TASK INSTRUCTIONS - In how many lines of the data does the word "해빙면적" appear? Give the number by itself.

WORKING DATA -

** start **

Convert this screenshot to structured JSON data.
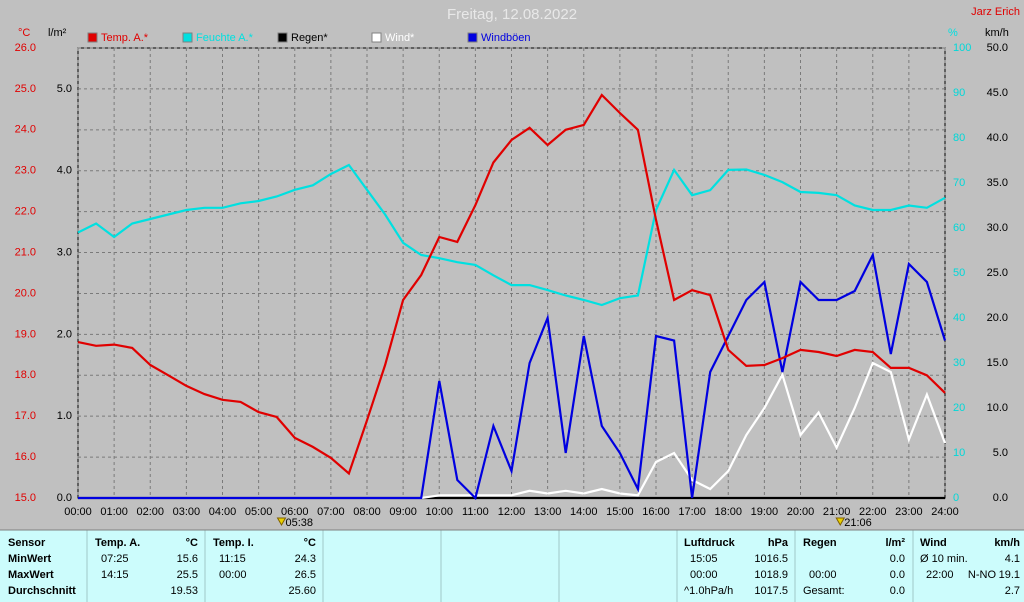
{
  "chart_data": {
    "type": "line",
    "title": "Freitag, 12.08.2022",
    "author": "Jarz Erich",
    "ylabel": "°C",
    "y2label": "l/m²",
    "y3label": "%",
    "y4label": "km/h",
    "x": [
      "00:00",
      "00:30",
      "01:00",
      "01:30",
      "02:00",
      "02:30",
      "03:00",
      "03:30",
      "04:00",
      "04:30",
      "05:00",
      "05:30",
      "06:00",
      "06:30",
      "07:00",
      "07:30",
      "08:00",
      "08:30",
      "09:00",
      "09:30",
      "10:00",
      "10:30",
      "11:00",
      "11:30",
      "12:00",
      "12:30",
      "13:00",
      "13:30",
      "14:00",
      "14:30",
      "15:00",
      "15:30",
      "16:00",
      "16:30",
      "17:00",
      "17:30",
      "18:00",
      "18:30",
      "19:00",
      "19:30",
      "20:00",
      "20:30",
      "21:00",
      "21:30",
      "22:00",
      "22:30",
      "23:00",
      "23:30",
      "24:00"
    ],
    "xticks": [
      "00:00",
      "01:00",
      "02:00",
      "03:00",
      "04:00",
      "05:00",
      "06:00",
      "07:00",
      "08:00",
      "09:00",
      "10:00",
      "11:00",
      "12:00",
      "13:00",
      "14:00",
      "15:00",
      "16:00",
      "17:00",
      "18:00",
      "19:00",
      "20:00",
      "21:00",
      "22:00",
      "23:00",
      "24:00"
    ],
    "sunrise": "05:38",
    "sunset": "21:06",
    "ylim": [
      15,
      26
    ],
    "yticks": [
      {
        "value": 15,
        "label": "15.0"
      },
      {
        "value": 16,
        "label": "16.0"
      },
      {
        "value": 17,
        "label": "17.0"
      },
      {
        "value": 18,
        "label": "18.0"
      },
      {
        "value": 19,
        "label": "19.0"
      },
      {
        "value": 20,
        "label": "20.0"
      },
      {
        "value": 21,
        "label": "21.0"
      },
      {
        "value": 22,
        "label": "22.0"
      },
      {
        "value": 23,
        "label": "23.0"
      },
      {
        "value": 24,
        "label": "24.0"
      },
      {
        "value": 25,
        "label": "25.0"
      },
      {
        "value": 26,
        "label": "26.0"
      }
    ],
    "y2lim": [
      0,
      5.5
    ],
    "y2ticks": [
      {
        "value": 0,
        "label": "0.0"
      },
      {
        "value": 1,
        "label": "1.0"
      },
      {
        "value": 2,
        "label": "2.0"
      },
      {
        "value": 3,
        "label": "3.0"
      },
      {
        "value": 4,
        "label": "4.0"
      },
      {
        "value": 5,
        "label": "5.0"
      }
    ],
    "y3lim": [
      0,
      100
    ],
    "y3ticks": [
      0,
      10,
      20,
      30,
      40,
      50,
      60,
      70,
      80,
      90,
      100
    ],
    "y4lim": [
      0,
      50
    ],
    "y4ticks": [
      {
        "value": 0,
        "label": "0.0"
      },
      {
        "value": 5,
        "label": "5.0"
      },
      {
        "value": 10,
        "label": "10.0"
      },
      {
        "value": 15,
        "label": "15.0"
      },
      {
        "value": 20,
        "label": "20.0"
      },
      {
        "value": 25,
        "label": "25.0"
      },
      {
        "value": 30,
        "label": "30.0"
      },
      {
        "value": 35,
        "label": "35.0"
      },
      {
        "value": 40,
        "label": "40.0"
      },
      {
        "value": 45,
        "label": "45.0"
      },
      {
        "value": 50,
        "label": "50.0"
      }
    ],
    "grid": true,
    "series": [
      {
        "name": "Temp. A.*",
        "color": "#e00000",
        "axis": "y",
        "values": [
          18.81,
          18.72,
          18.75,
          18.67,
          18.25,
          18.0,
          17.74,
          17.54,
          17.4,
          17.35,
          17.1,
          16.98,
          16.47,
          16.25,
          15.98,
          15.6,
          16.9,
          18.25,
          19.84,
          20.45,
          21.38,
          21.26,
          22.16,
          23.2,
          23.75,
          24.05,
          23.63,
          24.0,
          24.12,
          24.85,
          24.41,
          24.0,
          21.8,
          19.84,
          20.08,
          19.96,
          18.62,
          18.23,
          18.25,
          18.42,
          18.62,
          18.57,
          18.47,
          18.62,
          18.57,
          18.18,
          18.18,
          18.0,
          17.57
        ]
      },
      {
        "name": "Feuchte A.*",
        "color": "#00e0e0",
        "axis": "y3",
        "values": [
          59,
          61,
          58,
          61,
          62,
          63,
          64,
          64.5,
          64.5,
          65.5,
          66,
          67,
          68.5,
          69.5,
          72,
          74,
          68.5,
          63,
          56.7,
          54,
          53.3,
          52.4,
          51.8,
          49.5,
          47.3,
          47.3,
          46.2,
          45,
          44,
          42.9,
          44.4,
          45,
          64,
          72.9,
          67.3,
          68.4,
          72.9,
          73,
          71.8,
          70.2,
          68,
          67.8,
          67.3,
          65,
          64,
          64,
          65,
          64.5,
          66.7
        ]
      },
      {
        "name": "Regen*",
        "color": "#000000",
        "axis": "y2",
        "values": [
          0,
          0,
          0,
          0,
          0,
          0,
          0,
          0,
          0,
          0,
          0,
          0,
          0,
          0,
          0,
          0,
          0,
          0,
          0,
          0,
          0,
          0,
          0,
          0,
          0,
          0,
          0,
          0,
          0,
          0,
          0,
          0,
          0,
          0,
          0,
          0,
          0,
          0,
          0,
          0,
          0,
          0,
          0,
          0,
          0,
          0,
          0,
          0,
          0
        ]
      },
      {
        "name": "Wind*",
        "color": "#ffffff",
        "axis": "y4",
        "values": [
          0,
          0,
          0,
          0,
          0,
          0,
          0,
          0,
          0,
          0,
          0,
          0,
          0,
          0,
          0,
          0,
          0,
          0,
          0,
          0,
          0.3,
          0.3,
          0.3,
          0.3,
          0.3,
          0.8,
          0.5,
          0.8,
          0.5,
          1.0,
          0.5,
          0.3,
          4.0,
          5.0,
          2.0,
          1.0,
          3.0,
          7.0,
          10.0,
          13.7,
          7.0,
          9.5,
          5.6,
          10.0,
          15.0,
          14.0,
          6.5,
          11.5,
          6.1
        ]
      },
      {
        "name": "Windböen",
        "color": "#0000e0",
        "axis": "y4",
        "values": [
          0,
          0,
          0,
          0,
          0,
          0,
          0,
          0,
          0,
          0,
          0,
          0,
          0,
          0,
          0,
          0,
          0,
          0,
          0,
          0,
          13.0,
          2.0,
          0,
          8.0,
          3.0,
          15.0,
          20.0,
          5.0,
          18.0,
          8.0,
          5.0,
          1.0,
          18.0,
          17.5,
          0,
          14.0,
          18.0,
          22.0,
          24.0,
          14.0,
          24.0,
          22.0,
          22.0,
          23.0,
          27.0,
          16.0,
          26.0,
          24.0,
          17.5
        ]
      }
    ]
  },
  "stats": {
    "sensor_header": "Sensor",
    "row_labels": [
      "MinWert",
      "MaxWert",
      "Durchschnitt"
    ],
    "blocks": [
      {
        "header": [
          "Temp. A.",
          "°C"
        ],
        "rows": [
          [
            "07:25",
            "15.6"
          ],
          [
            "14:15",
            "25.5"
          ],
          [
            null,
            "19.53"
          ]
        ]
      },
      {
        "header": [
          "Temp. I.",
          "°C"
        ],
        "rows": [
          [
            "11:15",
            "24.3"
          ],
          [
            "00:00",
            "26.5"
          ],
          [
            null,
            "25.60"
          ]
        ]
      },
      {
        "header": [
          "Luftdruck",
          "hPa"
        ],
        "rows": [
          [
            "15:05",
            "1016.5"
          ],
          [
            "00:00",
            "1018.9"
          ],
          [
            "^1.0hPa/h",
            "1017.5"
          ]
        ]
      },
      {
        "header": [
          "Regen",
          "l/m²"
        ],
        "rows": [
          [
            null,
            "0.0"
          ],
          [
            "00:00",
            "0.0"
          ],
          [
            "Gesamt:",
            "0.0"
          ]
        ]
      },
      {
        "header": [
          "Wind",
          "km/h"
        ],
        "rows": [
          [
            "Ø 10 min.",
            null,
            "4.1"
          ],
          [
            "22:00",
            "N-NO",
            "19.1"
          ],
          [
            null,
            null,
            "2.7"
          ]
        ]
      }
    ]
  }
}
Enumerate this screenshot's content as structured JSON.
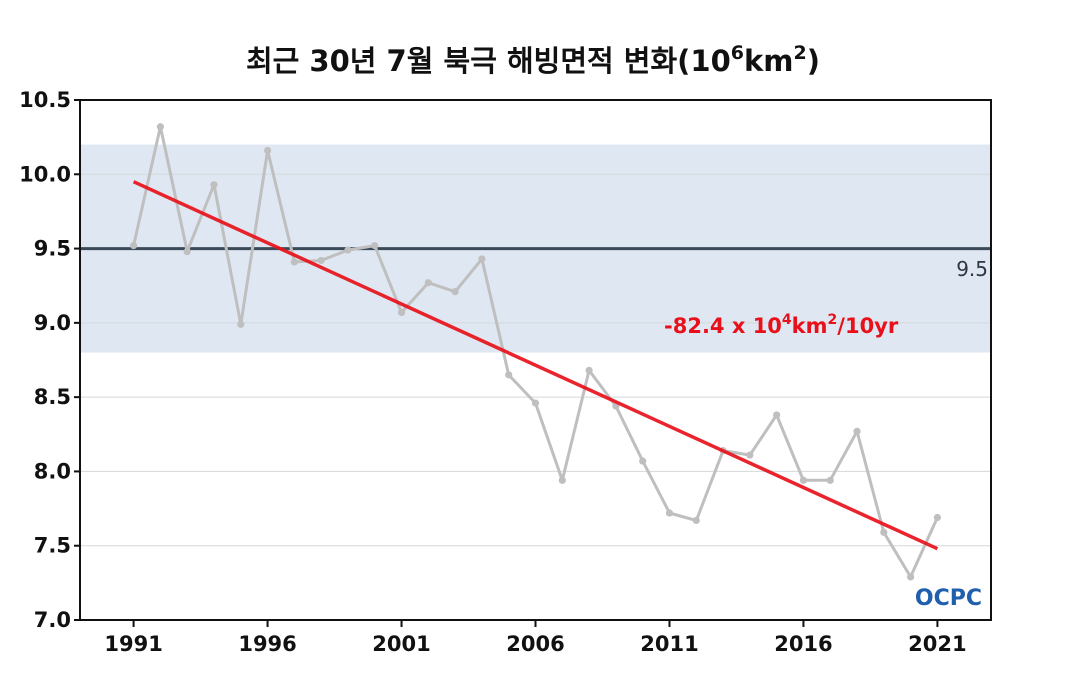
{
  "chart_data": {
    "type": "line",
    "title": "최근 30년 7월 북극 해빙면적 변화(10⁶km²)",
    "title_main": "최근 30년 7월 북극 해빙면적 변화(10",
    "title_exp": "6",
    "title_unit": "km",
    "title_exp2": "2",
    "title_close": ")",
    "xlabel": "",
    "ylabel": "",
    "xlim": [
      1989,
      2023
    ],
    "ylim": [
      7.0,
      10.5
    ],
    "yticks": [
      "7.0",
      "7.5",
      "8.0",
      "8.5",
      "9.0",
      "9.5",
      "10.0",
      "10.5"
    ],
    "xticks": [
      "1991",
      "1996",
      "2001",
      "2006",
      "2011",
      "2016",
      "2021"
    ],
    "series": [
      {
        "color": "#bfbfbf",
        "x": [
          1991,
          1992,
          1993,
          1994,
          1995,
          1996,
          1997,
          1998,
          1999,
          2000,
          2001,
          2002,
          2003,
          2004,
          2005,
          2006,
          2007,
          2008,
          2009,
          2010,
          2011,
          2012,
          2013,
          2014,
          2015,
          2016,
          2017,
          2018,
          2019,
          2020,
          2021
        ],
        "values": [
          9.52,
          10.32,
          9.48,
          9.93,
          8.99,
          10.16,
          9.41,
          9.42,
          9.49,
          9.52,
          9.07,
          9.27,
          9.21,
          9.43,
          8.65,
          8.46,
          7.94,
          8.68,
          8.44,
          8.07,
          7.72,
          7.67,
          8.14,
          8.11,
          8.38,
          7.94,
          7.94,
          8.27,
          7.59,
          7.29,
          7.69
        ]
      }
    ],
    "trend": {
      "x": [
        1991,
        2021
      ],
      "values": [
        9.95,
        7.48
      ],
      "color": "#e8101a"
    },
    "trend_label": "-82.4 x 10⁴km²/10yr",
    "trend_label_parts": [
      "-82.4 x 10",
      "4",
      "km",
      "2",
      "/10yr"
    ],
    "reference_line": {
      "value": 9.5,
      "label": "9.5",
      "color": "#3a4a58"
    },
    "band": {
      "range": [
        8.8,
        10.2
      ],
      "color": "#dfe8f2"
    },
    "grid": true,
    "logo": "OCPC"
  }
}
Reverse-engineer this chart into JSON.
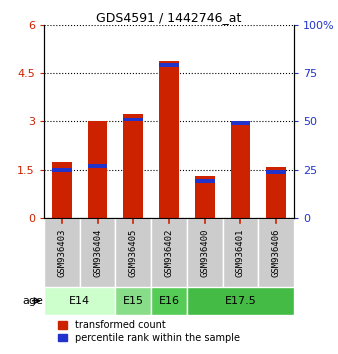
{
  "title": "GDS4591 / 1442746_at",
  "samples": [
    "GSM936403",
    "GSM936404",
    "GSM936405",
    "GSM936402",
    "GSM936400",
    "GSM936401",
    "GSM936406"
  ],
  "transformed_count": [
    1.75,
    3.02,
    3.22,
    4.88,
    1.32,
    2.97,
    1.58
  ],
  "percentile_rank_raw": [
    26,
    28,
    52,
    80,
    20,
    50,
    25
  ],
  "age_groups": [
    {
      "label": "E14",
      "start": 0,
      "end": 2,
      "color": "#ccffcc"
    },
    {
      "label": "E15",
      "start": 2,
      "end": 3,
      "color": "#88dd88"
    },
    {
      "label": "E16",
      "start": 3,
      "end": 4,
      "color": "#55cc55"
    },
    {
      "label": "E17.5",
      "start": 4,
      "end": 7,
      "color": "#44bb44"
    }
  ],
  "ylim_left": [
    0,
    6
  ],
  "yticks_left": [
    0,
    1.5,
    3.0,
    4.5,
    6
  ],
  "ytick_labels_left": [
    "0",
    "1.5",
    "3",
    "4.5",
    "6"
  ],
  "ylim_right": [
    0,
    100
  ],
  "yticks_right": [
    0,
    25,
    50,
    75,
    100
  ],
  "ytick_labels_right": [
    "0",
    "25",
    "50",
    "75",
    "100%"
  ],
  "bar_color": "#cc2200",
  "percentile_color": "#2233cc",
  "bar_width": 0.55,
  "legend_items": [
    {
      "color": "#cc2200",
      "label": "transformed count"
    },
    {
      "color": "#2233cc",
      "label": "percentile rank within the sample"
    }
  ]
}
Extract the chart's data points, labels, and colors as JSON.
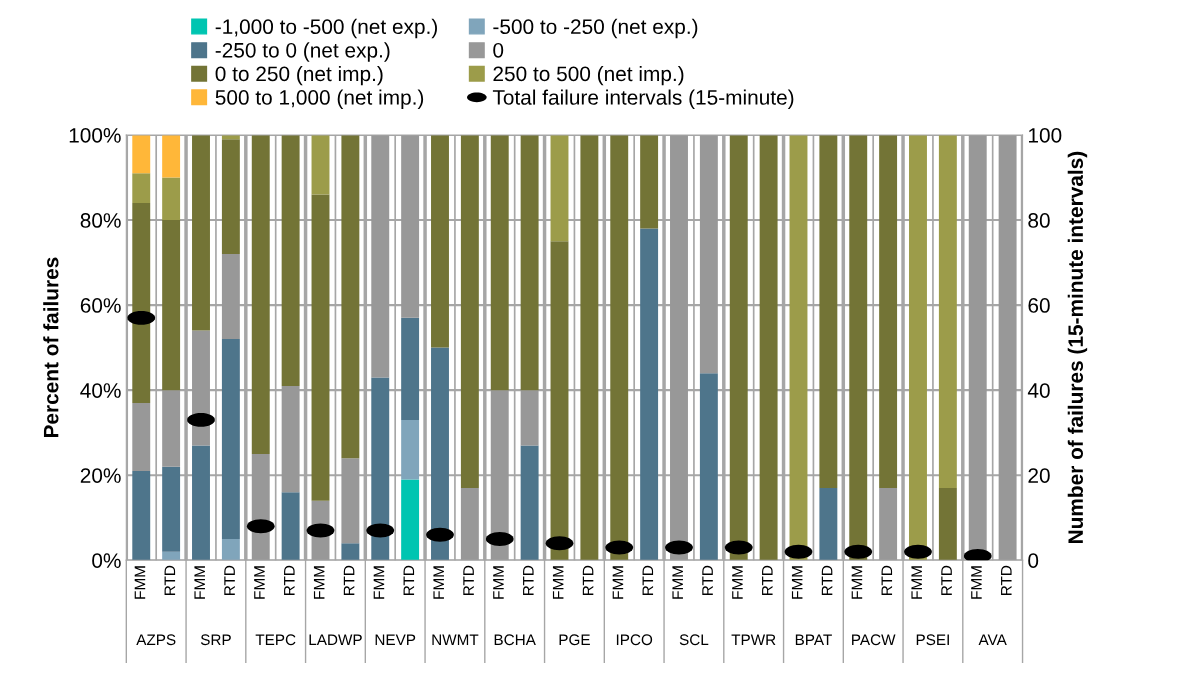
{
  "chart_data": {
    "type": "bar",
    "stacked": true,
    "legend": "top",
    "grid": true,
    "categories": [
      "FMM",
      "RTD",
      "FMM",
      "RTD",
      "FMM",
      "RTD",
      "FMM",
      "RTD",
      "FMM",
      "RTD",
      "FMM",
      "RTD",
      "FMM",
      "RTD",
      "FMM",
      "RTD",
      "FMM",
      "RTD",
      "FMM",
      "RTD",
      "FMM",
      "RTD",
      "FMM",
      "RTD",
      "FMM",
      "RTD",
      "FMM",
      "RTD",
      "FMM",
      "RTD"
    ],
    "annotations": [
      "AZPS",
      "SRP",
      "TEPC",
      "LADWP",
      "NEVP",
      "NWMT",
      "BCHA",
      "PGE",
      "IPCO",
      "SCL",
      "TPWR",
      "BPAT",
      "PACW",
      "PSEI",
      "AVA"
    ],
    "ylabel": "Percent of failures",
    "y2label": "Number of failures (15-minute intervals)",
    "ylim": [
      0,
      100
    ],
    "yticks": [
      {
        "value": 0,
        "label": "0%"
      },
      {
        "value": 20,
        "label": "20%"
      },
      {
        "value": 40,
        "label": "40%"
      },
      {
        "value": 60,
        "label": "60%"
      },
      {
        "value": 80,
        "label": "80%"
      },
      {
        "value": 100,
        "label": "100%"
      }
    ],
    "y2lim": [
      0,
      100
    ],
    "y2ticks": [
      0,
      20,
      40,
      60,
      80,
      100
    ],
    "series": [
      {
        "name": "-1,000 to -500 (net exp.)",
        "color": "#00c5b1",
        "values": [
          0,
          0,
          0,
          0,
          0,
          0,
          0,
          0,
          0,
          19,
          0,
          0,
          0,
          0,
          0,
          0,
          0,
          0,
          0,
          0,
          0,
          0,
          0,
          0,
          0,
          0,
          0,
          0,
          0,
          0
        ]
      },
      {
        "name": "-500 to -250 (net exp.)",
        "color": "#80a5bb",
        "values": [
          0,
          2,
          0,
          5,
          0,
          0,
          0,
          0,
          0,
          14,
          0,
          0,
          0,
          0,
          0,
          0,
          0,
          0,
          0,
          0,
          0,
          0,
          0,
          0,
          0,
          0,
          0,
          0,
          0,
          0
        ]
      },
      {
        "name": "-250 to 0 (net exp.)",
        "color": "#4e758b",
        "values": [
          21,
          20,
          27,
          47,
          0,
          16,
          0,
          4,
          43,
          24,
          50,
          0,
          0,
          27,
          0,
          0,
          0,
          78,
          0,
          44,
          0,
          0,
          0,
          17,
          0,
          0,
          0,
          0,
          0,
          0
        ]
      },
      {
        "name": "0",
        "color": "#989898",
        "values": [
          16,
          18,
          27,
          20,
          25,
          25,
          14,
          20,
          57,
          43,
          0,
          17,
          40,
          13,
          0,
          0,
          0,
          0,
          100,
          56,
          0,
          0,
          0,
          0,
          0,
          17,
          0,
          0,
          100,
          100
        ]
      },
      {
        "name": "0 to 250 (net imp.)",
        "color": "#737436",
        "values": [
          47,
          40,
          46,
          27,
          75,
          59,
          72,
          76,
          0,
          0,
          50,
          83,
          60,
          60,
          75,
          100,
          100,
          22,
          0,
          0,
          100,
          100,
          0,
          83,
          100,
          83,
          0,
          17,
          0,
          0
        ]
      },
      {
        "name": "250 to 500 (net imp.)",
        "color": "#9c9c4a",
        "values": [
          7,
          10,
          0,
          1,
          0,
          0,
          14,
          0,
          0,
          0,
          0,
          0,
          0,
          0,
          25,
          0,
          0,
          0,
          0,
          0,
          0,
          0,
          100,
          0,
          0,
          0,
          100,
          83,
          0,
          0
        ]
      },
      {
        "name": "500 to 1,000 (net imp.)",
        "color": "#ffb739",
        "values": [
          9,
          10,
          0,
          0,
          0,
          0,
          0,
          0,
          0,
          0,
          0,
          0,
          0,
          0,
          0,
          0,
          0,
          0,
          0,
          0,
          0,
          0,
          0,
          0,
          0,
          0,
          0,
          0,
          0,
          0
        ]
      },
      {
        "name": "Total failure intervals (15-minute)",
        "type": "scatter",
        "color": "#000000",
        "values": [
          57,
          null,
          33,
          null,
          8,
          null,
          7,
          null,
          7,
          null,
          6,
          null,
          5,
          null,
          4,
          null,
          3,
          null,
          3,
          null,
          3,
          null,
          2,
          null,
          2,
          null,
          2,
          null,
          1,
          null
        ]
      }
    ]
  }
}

** end **

SOLUTION TO THIS TASK - 2